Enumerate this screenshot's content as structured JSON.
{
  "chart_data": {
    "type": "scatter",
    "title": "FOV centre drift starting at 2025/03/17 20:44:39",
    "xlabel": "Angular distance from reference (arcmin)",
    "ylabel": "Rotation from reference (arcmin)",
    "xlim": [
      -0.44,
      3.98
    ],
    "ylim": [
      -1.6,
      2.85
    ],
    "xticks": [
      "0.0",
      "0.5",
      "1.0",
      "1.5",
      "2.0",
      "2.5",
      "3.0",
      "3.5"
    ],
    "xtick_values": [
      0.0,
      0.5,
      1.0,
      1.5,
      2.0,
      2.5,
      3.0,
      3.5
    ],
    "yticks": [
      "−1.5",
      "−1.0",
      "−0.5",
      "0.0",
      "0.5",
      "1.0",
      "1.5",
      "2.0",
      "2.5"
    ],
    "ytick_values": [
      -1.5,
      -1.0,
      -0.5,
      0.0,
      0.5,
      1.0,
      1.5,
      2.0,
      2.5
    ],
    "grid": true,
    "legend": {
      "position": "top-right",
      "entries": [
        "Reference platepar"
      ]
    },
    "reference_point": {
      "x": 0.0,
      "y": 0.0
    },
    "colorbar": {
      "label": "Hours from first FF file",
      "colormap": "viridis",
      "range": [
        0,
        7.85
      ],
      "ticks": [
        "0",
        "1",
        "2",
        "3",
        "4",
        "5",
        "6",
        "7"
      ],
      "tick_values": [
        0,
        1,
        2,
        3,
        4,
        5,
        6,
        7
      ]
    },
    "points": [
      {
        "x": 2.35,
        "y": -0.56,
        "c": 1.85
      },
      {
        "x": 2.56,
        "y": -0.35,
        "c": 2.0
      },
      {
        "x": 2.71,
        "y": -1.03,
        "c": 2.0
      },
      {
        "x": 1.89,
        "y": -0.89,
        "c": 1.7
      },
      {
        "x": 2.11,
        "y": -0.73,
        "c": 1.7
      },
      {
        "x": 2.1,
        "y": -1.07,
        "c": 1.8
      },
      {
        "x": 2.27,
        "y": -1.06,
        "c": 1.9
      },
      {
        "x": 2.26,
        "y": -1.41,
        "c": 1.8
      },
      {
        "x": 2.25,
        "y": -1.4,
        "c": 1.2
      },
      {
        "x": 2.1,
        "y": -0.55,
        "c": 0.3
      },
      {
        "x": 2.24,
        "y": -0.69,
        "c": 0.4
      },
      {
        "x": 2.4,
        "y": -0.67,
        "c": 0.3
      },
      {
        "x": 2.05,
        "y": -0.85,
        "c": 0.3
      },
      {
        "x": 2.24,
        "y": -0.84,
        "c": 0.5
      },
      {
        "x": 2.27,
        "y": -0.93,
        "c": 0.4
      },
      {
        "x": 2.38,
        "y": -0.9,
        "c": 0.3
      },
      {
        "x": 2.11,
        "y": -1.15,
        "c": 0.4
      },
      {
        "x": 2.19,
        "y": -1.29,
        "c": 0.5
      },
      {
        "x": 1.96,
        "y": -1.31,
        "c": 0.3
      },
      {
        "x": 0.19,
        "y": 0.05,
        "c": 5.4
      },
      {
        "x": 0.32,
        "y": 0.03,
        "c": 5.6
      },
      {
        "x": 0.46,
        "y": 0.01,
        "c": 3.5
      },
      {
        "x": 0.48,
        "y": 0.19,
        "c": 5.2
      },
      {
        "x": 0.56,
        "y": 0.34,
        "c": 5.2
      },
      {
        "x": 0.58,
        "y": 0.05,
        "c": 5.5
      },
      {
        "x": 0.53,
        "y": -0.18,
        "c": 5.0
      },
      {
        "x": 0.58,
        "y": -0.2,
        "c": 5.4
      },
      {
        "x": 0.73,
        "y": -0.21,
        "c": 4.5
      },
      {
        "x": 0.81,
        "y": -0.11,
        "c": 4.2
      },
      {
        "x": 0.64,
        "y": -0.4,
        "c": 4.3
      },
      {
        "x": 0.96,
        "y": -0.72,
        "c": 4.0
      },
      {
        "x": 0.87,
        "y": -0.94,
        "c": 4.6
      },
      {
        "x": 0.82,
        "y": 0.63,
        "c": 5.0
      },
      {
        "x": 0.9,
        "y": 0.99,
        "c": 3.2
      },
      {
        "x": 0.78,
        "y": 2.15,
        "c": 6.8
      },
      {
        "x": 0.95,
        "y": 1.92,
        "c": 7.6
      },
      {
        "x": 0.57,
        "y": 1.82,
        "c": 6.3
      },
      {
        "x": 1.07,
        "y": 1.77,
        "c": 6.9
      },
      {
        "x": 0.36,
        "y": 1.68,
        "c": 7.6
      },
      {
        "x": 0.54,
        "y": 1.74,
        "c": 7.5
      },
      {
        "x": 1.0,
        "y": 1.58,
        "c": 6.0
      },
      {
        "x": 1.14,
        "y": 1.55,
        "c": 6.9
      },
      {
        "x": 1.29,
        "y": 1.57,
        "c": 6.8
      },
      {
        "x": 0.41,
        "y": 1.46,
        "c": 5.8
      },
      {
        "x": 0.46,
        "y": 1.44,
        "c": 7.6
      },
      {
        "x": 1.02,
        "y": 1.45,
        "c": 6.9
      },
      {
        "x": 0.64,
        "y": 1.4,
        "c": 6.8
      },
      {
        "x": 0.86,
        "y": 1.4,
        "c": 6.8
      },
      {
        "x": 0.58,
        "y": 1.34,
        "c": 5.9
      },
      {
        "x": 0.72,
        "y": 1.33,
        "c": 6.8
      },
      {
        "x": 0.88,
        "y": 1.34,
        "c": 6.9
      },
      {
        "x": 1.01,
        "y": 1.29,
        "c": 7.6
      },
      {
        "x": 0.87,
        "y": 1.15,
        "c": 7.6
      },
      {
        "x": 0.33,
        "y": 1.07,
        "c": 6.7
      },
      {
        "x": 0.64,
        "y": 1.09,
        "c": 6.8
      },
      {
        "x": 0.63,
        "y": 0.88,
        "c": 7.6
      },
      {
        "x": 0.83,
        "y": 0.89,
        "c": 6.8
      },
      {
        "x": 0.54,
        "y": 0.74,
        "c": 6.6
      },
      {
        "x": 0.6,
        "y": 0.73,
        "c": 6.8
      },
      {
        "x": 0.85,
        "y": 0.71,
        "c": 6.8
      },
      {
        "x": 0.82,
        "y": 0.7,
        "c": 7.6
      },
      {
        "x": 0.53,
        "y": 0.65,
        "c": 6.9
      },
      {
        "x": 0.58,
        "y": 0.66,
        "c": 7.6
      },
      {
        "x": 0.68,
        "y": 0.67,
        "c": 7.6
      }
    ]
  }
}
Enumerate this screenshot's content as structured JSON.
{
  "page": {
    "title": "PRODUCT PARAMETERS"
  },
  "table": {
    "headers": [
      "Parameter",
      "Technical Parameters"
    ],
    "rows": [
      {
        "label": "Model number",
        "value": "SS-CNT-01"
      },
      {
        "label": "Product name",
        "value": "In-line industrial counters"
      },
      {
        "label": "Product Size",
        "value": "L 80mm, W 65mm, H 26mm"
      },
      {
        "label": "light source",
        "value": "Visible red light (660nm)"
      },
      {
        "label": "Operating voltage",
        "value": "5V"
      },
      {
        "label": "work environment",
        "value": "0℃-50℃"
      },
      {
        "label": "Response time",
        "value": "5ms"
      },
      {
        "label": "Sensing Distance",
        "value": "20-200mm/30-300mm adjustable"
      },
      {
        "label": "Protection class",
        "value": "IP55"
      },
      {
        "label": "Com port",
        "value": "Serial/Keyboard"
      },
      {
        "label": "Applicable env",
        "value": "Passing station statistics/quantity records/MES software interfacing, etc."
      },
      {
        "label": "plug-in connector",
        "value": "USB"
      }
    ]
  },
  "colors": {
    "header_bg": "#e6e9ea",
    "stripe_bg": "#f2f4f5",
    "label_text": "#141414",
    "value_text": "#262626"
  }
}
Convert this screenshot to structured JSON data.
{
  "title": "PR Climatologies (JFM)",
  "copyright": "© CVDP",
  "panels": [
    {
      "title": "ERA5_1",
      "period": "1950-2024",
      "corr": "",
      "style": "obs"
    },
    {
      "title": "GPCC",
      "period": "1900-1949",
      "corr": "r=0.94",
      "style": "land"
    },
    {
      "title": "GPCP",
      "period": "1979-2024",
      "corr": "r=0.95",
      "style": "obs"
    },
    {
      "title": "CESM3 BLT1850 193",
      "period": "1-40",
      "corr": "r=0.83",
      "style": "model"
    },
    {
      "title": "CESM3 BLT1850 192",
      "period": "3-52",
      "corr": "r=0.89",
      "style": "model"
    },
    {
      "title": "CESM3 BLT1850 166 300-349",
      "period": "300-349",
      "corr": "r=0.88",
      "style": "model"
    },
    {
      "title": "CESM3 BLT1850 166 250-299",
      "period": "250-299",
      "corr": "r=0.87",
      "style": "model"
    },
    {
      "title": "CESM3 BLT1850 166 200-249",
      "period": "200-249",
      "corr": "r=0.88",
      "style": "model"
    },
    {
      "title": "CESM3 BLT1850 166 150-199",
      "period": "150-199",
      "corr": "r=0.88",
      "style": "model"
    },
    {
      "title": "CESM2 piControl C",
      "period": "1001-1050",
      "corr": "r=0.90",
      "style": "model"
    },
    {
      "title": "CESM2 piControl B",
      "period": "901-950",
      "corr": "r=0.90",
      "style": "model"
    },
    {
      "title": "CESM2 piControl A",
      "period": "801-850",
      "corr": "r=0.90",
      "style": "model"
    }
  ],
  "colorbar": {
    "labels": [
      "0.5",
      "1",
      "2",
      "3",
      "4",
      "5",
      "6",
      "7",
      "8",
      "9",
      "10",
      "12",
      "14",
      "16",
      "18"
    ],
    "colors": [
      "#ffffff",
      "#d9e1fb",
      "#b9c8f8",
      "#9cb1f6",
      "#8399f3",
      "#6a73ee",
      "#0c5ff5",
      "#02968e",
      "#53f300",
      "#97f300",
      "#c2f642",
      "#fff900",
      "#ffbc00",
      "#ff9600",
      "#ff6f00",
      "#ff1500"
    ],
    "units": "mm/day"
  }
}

# # # # #

**Stated task**
In the entries above, how many lines hold the word "period"? State the number and nothing else.

**Result**
12